### Part of a data file

• • • • • • •

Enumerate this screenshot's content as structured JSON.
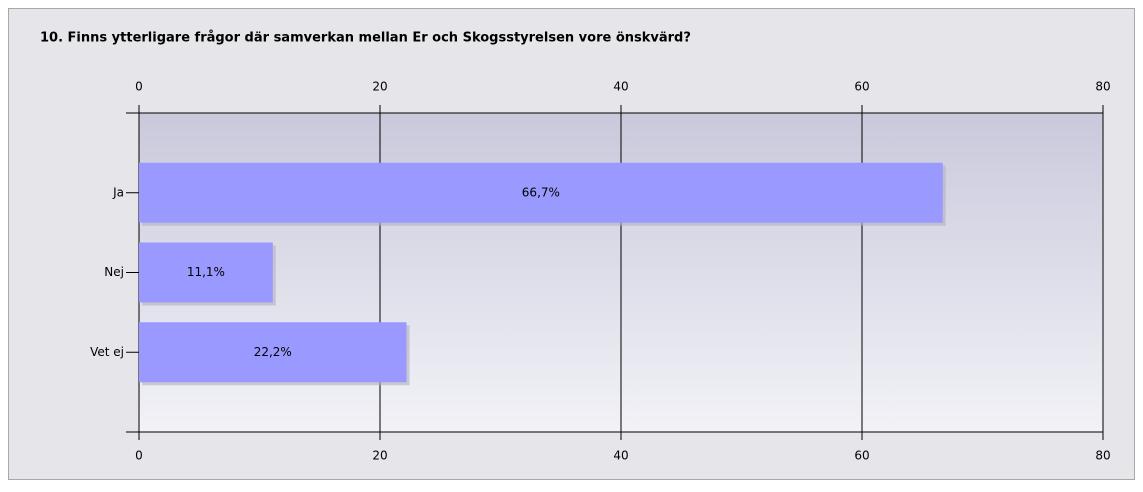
{
  "chart_data": {
    "type": "hbar",
    "title": "10. Finns ytterligare frågor där samverkan mellan Er och Skogsstyrelsen vore önskvärd?",
    "categories": [
      "Ja",
      "Nej",
      "Vet ej"
    ],
    "values": [
      66.7,
      11.1,
      22.2
    ],
    "value_labels": [
      "66,7%",
      "11,1%",
      "22,2%"
    ],
    "color": "#9999ff",
    "xlim": [
      0,
      80
    ],
    "xticks": [
      0,
      20,
      40,
      60,
      80
    ],
    "grid": true
  }
}
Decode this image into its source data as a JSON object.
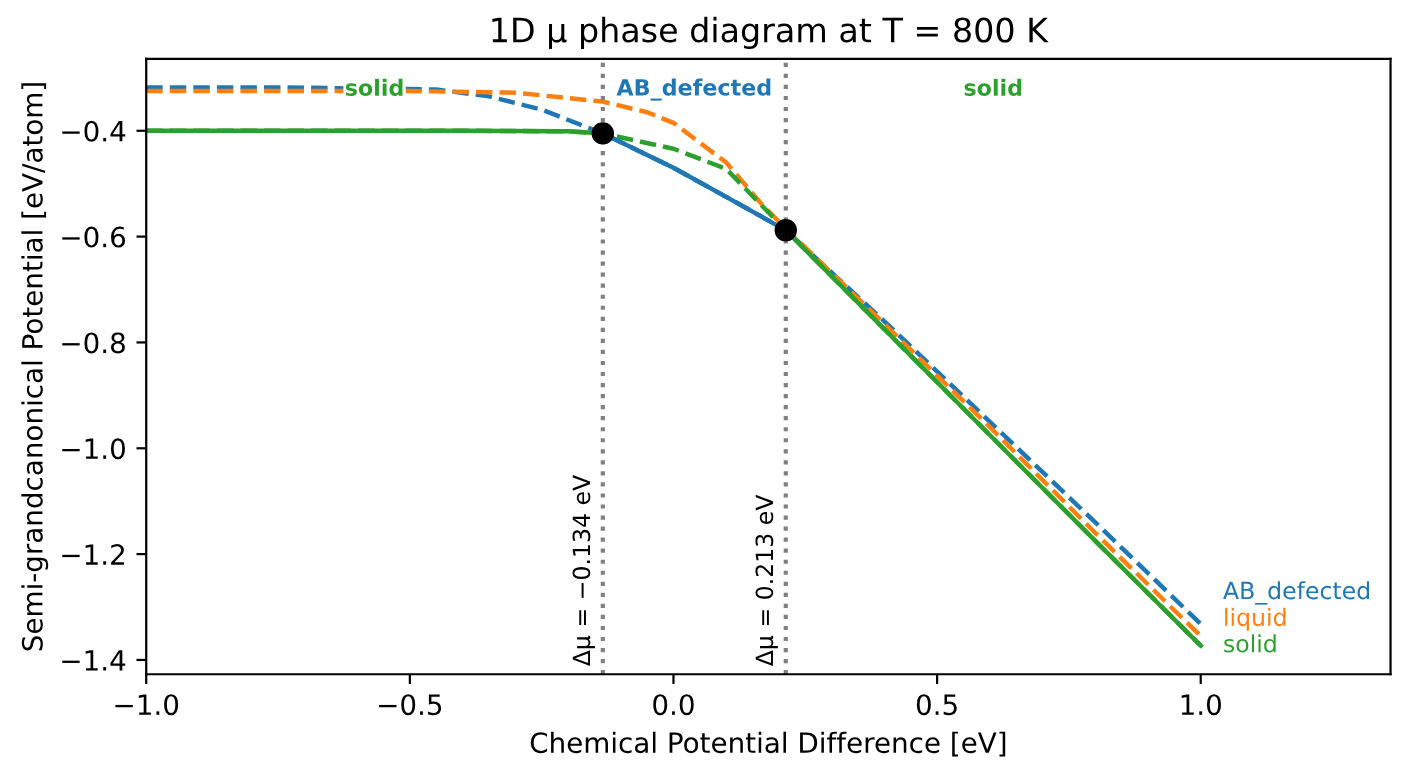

• • • • • • •

### What is being asked
Pictures stay out; repeat all the rest of the records exactly.

### Written reply
Enumerate this screenshot's content as structured JSON.
{
  "chart_data": {
    "type": "hbar",
    "title": "10. Finns ytterligare frågor där samverkan mellan Er och Skogsstyrelsen vore önskvärd?",
    "categories": [
      "Ja",
      "Nej",
      "Vet ej"
    ],
    "values": [
      66.7,
      11.1,
      22.2
    ],
    "value_labels": [
      "66,7%",
      "11,1%",
      "22,2%"
    ],
    "color": "#9999ff",
    "xlim": [
      0,
      80
    ],
    "xticks": [
      0,
      20,
      40,
      60,
      80
    ],
    "grid": true
  }
}
Decode this image into its source data as a JSON object.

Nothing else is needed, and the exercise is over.